### RECORDS PROVIDED
***
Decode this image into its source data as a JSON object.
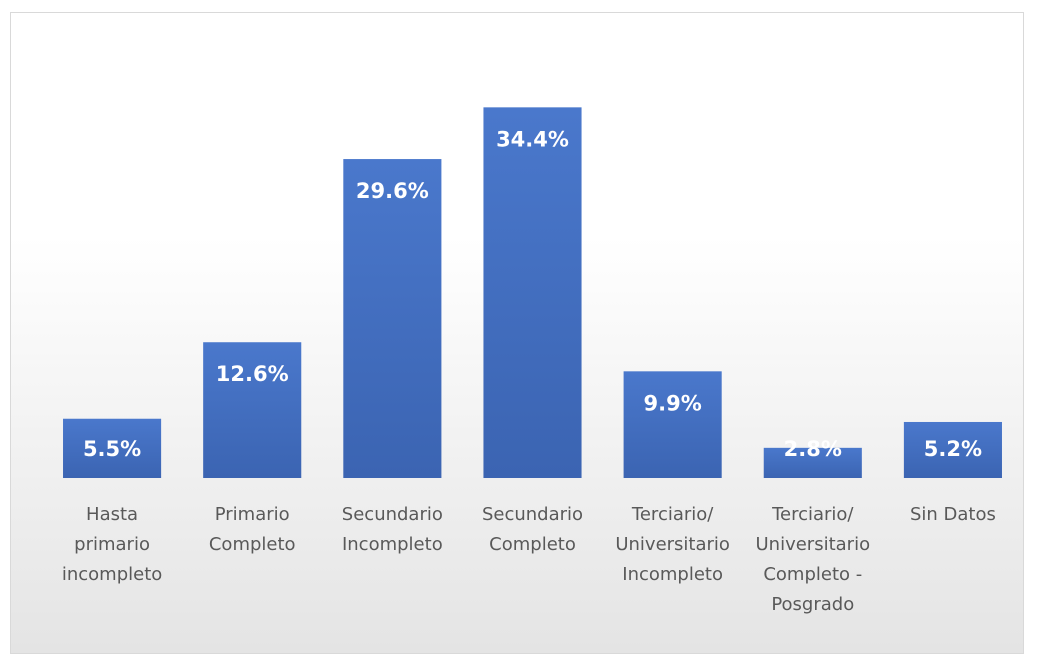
{
  "chart_data": {
    "type": "bar",
    "categories": [
      "Hasta\nprimario\nincompleto",
      "Primario\nCompleto",
      "Secundario\nIncompleto",
      "Secundario\nCompleto",
      "Terciario/\nUniversitario\nIncompleto",
      "Terciario/\nUniversitario\nCompleto -\nPosgrado",
      "Sin Datos"
    ],
    "values": [
      5.5,
      12.6,
      29.6,
      34.4,
      9.9,
      2.8,
      5.2
    ],
    "value_labels": [
      "5.5%",
      "12.6%",
      "29.6%",
      "34.4%",
      "9.9%",
      "2.8%",
      "5.2%"
    ],
    "color": "#4472c4",
    "ylim": [
      0,
      40
    ]
  }
}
***
### DIRECTIVE
Return the material word for word. Pictures are not part of the copy.

### SOLUTION TO THE EXERCISE
Decode this image into its source data as a JSON object.
{
  "chart_data": {
    "type": "bar",
    "categories": [
      "Hasta\nprimario\nincompleto",
      "Primario\nCompleto",
      "Secundario\nIncompleto",
      "Secundario\nCompleto",
      "Terciario/\nUniversitario\nIncompleto",
      "Terciario/\nUniversitario\nCompleto -\nPosgrado",
      "Sin Datos"
    ],
    "values": [
      5.5,
      12.6,
      29.6,
      34.4,
      9.9,
      2.8,
      5.2
    ],
    "value_labels": [
      "5.5%",
      "12.6%",
      "29.6%",
      "34.4%",
      "9.9%",
      "2.8%",
      "5.2%"
    ],
    "color": "#4472c4",
    "ylim": [
      0,
      40
    ]
  }
}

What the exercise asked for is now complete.